• [Materials provided]

§

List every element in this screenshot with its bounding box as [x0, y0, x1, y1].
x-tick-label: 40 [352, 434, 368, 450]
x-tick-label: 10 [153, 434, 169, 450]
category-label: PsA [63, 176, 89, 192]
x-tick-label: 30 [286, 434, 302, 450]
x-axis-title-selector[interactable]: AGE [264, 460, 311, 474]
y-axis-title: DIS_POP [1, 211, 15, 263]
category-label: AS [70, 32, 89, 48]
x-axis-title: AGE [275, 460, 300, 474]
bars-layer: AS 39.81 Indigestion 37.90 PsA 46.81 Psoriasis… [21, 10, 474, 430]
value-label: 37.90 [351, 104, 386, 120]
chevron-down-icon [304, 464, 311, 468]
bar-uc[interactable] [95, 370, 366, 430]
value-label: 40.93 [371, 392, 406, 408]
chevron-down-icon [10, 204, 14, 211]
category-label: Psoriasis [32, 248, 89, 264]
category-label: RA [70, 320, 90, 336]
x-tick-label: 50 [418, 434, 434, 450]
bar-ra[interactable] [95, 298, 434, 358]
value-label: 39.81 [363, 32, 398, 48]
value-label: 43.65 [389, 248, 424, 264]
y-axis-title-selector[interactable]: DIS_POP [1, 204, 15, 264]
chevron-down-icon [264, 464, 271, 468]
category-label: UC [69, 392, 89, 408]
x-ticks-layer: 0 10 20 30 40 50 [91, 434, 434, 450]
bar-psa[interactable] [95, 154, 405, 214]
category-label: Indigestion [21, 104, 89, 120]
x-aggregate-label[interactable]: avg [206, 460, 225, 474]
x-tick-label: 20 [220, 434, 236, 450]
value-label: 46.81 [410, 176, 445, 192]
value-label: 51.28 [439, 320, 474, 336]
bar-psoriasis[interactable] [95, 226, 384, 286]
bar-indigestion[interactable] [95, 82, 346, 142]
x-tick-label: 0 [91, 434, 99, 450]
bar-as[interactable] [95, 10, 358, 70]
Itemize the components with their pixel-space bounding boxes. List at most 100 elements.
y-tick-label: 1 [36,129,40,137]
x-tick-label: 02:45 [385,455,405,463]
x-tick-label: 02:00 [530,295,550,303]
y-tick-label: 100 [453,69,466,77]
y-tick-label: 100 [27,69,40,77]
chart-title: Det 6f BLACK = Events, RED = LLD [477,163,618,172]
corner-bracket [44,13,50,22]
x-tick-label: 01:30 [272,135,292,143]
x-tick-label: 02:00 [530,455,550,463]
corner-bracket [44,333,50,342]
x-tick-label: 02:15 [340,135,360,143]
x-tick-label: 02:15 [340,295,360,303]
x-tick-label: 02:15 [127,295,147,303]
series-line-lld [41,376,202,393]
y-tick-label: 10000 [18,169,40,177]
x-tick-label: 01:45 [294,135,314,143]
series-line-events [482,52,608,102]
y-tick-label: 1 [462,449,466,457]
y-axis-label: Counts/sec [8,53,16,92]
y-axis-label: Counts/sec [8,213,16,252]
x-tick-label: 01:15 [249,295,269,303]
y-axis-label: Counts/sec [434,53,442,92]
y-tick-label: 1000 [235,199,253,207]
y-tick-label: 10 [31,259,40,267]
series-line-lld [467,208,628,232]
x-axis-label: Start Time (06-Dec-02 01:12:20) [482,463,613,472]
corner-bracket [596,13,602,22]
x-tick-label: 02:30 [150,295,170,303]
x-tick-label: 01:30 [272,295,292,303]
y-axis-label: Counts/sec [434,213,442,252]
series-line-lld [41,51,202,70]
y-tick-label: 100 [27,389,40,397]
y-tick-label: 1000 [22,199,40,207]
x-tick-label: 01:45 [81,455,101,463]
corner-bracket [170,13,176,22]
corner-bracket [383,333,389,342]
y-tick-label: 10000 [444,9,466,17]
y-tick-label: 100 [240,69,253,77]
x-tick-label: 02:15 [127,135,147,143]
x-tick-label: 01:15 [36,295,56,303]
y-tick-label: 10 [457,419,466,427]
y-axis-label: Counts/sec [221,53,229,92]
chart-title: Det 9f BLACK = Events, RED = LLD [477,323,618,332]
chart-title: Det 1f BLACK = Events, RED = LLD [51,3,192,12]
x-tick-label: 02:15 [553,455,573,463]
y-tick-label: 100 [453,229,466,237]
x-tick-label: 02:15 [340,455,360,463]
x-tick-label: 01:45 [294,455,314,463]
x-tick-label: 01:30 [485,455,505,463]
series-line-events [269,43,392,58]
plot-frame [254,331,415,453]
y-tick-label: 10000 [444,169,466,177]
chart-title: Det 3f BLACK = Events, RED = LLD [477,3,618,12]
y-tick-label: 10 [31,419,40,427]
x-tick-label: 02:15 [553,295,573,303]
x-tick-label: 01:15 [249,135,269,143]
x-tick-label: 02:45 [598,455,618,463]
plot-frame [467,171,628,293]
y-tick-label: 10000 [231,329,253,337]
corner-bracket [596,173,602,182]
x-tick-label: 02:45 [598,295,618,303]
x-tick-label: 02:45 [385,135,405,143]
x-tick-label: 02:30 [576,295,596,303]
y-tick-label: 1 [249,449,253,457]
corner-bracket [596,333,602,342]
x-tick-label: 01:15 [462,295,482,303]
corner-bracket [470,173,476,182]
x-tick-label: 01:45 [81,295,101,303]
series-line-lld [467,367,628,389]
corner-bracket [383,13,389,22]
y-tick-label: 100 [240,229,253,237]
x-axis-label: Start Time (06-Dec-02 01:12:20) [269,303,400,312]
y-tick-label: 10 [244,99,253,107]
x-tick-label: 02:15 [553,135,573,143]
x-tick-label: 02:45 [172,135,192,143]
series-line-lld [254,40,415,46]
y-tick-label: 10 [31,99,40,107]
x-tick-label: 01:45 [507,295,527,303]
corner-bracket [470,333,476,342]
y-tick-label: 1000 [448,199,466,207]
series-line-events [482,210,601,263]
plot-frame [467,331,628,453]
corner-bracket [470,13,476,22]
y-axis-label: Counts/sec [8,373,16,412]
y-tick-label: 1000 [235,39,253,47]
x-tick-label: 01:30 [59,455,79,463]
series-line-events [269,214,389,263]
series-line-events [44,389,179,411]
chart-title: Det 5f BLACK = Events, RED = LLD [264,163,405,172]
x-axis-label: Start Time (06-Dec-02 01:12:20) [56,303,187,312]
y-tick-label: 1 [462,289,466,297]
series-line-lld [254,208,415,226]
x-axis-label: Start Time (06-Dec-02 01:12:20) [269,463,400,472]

§

Reproduce all of the lines above word for word, from the first to the last, without changing anything.

• [The completed task]
List every element in this screenshot with its bounding box as [x0, y0, x1, y1].
x-tick-label: 40 [352, 434, 368, 450]
x-tick-label: 10 [153, 434, 169, 450]
category-label: PsA [63, 176, 89, 192]
x-tick-label: 30 [286, 434, 302, 450]
x-axis-title-selector[interactable]: AGE [264, 460, 311, 474]
y-axis-title: DIS_POP [1, 211, 15, 263]
category-label: AS [70, 32, 89, 48]
x-axis-title: AGE [275, 460, 300, 474]
bars-layer: AS 39.81 Indigestion 37.90 PsA 46.81 Psoriasis… [21, 10, 474, 430]
value-label: 37.90 [351, 104, 386, 120]
chevron-down-icon [304, 464, 311, 468]
bar-uc[interactable] [95, 370, 366, 430]
value-label: 40.93 [371, 392, 406, 408]
chevron-down-icon [10, 204, 14, 211]
category-label: Psoriasis [32, 248, 89, 264]
category-label: RA [70, 320, 90, 336]
x-tick-label: 50 [418, 434, 434, 450]
bar-ra[interactable] [95, 298, 434, 358]
value-label: 39.81 [363, 32, 398, 48]
value-label: 43.65 [389, 248, 424, 264]
y-axis-title-selector[interactable]: DIS_POP [1, 204, 15, 264]
chevron-down-icon [264, 464, 271, 468]
category-label: UC [69, 392, 89, 408]
x-ticks-layer: 0 10 20 30 40 50 [91, 434, 434, 450]
bar-psa[interactable] [95, 154, 405, 214]
category-label: Indigestion [21, 104, 89, 120]
x-aggregate-label[interactable]: avg [206, 460, 225, 474]
x-tick-label: 20 [220, 434, 236, 450]
value-label: 46.81 [410, 176, 445, 192]
value-label: 51.28 [439, 320, 474, 336]
bar-psoriasis[interactable] [95, 226, 384, 286]
bar-indigestion[interactable] [95, 82, 346, 142]
x-tick-label: 0 [91, 434, 99, 450]
bar-as[interactable] [95, 10, 358, 70]
Itemize the components with their pixel-space bounding boxes. List at most 100 elements.
y-tick-label: 1 [36,129,40,137]
x-tick-label: 02:45 [385,455,405,463]
x-tick-label: 02:00 [530,295,550,303]
y-tick-label: 100 [453,69,466,77]
y-tick-label: 100 [27,69,40,77]
chart-title: Det 6f BLACK = Events, RED = LLD [477,163,618,172]
corner-bracket [44,13,50,22]
x-tick-label: 01:30 [272,135,292,143]
x-tick-label: 02:00 [530,455,550,463]
corner-bracket [44,333,50,342]
x-tick-label: 02:15 [340,135,360,143]
x-tick-label: 02:15 [340,295,360,303]
x-tick-label: 02:15 [127,295,147,303]
series-line-lld [41,376,202,393]
y-tick-label: 10000 [18,169,40,177]
x-tick-label: 01:45 [294,135,314,143]
series-line-events [482,52,608,102]
y-tick-label: 1 [462,449,466,457]
y-axis-label: Counts/sec [8,53,16,92]
y-axis-label: Counts/sec [8,213,16,252]
x-tick-label: 01:15 [249,295,269,303]
y-axis-label: Counts/sec [434,53,442,92]
y-tick-label: 1000 [235,199,253,207]
y-tick-label: 10 [31,259,40,267]
series-line-lld [467,208,628,232]
x-axis-label: Start Time (06-Dec-02 01:12:20) [482,463,613,472]
corner-bracket [596,13,602,22]
x-tick-label: 02:30 [150,295,170,303]
x-tick-label: 01:30 [272,295,292,303]
y-axis-label: Counts/sec [434,213,442,252]
series-line-lld [41,51,202,70]
y-tick-label: 100 [27,389,40,397]
y-tick-label: 1000 [22,199,40,207]
x-tick-label: 01:45 [81,455,101,463]
corner-bracket [170,13,176,22]
corner-bracket [383,333,389,342]
y-tick-label: 10000 [444,9,466,17]
y-tick-label: 100 [240,69,253,77]
x-tick-label: 02:15 [127,135,147,143]
x-tick-label: 01:15 [36,295,56,303]
y-tick-label: 10 [457,419,466,427]
y-axis-label: Counts/sec [221,53,229,92]
chart-title: Det 9f BLACK = Events, RED = LLD [477,323,618,332]
chart-title: Det 1f BLACK = Events, RED = LLD [51,3,192,12]
x-tick-label: 02:15 [553,455,573,463]
y-tick-label: 100 [453,229,466,237]
x-tick-label: 02:15 [340,455,360,463]
x-tick-label: 01:45 [294,455,314,463]
x-tick-label: 01:30 [485,455,505,463]
series-line-events [269,43,392,58]
plot-frame [254,331,415,453]
y-tick-label: 10000 [444,169,466,177]
chart-title: Det 3f BLACK = Events, RED = LLD [477,3,618,12]
y-tick-label: 10 [31,419,40,427]
x-tick-label: 02:15 [553,295,573,303]
x-tick-label: 01:15 [249,135,269,143]
x-tick-label: 02:45 [598,455,618,463]
plot-frame [467,171,628,293]
y-tick-label: 10000 [231,329,253,337]
corner-bracket [596,173,602,182]
x-tick-label: 02:45 [598,295,618,303]
x-tick-label: 02:45 [385,135,405,143]
x-tick-label: 02:30 [576,295,596,303]
y-tick-label: 1 [249,449,253,457]
corner-bracket [596,333,602,342]
x-tick-label: 01:15 [462,295,482,303]
corner-bracket [470,173,476,182]
x-tick-label: 01:45 [81,295,101,303]
series-line-lld [467,367,628,389]
corner-bracket [383,13,389,22]
y-tick-label: 100 [240,229,253,237]
x-axis-label: Start Time (06-Dec-02 01:12:20) [269,303,400,312]
y-tick-label: 10 [244,99,253,107]
x-tick-label: 02:15 [553,135,573,143]
x-tick-label: 02:45 [172,135,192,143]
series-line-lld [254,40,415,46]
y-tick-label: 10 [31,99,40,107]
x-tick-label: 01:45 [507,295,527,303]
corner-bracket [470,333,476,342]
y-tick-label: 1000 [448,199,466,207]
series-line-events [482,210,601,263]
plot-frame [467,331,628,453]
corner-bracket [470,13,476,22]
y-axis-label: Counts/sec [8,373,16,412]
y-tick-label: 1000 [235,39,253,47]
x-tick-label: 01:30 [59,455,79,463]
series-line-events [269,214,389,263]
series-line-events [44,389,179,411]
chart-title: Det 5f BLACK = Events, RED = LLD [264,163,405,172]
x-axis-label: Start Time (06-Dec-02 01:12:20) [56,303,187,312]
y-tick-label: 1 [462,289,466,297]
series-line-lld [254,208,415,226]
x-axis-label: Start Time (06-Dec-02 01:12:20) [269,463,400,472]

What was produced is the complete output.